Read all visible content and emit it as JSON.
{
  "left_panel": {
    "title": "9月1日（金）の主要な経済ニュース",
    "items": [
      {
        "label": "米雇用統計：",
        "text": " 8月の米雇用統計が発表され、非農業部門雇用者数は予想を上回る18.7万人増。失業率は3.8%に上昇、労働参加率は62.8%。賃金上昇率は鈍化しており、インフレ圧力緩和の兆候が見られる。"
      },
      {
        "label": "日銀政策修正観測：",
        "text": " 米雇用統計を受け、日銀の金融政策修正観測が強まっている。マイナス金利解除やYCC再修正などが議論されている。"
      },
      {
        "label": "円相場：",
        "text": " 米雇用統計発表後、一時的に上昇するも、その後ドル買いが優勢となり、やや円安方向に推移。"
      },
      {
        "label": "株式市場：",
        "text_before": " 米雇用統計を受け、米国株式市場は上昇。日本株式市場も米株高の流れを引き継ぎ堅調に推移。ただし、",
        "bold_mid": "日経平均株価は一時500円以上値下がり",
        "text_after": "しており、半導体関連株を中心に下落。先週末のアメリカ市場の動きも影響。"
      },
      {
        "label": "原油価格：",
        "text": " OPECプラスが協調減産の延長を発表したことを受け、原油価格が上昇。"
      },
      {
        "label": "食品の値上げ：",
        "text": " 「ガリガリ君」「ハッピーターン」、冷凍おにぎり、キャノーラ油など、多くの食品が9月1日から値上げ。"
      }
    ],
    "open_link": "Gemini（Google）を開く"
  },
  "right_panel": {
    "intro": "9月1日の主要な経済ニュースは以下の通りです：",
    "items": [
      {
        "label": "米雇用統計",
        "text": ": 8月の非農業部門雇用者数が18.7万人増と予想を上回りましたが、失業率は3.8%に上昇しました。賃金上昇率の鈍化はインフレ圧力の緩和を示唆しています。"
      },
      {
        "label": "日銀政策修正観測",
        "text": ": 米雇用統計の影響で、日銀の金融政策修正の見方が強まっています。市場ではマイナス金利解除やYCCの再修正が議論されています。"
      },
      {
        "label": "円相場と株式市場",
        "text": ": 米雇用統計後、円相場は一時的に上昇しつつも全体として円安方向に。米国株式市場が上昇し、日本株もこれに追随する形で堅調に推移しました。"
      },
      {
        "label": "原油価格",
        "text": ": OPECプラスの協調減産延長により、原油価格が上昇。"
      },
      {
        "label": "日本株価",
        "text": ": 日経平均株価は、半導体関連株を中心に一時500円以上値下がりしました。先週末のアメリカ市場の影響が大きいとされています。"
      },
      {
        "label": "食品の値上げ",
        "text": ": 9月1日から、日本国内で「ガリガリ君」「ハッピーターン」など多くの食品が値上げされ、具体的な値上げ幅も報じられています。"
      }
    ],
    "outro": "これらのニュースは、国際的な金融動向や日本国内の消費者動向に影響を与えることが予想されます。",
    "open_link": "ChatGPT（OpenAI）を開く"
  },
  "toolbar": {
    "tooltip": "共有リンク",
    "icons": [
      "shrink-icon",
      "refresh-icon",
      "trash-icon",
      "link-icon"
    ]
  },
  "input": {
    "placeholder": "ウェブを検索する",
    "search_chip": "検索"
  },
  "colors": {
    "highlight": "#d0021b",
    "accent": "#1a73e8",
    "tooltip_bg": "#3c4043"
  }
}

▸ **INSTRUCTION**
Quote all of the entries verbatim.

▸ **ANSWER FOR THE TASK**
Read all visible content and emit it as JSON.
{
  "left_panel": {
    "title": "9月1日（金）の主要な経済ニュース",
    "items": [
      {
        "label": "米雇用統計：",
        "text": " 8月の米雇用統計が発表され、非農業部門雇用者数は予想を上回る18.7万人増。失業率は3.8%に上昇、労働参加率は62.8%。賃金上昇率は鈍化しており、インフレ圧力緩和の兆候が見られる。"
      },
      {
        "label": "日銀政策修正観測：",
        "text": " 米雇用統計を受け、日銀の金融政策修正観測が強まっている。マイナス金利解除やYCC再修正などが議論されている。"
      },
      {
        "label": "円相場：",
        "text": " 米雇用統計発表後、一時的に上昇するも、その後ドル買いが優勢となり、やや円安方向に推移。"
      },
      {
        "label": "株式市場：",
        "text_before": " 米雇用統計を受け、米国株式市場は上昇。日本株式市場も米株高の流れを引き継ぎ堅調に推移。ただし、",
        "bold_mid": "日経平均株価は一時500円以上値下がり",
        "text_after": "しており、半導体関連株を中心に下落。先週末のアメリカ市場の動きも影響。"
      },
      {
        "label": "原油価格：",
        "text": " OPECプラスが協調減産の延長を発表したことを受け、原油価格が上昇。"
      },
      {
        "label": "食品の値上げ：",
        "text": " 「ガリガリ君」「ハッピーターン」、冷凍おにぎり、キャノーラ油など、多くの食品が9月1日から値上げ。"
      }
    ],
    "open_link": "Gemini（Google）を開く"
  },
  "right_panel": {
    "intro": "9月1日の主要な経済ニュースは以下の通りです：",
    "items": [
      {
        "label": "米雇用統計",
        "text": ": 8月の非農業部門雇用者数が18.7万人増と予想を上回りましたが、失業率は3.8%に上昇しました。賃金上昇率の鈍化はインフレ圧力の緩和を示唆しています。"
      },
      {
        "label": "日銀政策修正観測",
        "text": ": 米雇用統計の影響で、日銀の金融政策修正の見方が強まっています。市場ではマイナス金利解除やYCCの再修正が議論されています。"
      },
      {
        "label": "円相場と株式市場",
        "text": ": 米雇用統計後、円相場は一時的に上昇しつつも全体として円安方向に。米国株式市場が上昇し、日本株もこれに追随する形で堅調に推移しました。"
      },
      {
        "label": "原油価格",
        "text": ": OPECプラスの協調減産延長により、原油価格が上昇。"
      },
      {
        "label": "日本株価",
        "text": ": 日経平均株価は、半導体関連株を中心に一時500円以上値下がりしました。先週末のアメリカ市場の影響が大きいとされています。"
      },
      {
        "label": "食品の値上げ",
        "text": ": 9月1日から、日本国内で「ガリガリ君」「ハッピーターン」など多くの食品が値上げされ、具体的な値上げ幅も報じられています。"
      }
    ],
    "outro": "これらのニュースは、国際的な金融動向や日本国内の消費者動向に影響を与えることが予想されます。",
    "open_link": "ChatGPT（OpenAI）を開く"
  },
  "toolbar": {
    "tooltip": "共有リンク",
    "icons": [
      "shrink-icon",
      "refresh-icon",
      "trash-icon",
      "link-icon"
    ]
  },
  "input": {
    "placeholder": "ウェブを検索する",
    "search_chip": "検索"
  },
  "colors": {
    "highlight": "#d0021b",
    "accent": "#1a73e8",
    "tooltip_bg": "#3c4043"
  }
}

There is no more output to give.